_Problem description_.
Lines holding the string "substitutes" are the ones to copy; find them all in the data.

════════

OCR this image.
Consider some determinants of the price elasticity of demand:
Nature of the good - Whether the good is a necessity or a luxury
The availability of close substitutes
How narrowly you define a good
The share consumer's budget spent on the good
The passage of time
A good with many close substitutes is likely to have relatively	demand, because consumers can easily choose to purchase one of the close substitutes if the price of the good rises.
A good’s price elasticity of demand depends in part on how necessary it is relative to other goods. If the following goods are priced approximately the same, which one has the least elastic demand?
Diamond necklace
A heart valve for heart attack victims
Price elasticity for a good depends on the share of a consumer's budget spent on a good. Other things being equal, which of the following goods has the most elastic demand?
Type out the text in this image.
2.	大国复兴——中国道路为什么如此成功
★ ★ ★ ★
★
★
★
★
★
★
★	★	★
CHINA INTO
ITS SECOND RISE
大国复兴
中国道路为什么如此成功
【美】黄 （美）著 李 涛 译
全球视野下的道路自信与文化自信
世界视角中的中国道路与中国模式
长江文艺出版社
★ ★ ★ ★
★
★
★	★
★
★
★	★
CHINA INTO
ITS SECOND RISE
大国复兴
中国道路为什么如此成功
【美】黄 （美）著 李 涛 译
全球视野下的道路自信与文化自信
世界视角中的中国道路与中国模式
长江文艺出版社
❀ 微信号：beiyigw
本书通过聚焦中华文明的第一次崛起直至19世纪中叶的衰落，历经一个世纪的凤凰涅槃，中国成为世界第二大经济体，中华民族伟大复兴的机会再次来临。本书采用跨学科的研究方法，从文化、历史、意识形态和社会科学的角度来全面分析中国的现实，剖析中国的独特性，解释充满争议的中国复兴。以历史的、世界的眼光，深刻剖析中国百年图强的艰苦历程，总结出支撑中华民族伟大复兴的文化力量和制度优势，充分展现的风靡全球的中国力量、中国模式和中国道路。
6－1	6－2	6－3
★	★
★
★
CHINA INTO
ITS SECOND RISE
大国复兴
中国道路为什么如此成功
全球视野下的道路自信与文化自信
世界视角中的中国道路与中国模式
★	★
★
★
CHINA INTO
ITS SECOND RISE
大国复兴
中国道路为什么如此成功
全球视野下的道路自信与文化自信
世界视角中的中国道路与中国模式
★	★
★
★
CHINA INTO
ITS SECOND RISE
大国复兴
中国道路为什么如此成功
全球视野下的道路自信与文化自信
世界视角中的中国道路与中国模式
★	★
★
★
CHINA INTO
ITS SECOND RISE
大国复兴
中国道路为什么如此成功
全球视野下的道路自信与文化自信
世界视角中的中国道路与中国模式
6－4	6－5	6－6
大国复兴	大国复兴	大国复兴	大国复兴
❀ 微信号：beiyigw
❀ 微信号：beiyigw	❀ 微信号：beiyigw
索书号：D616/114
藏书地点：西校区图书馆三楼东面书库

════════

_Complete response_.
The availability of close substitutes
A good with many close substitutes is likely to have relatively	demand, because consumers can easily choose to purchase one of the close substitutes if the price of the good rises.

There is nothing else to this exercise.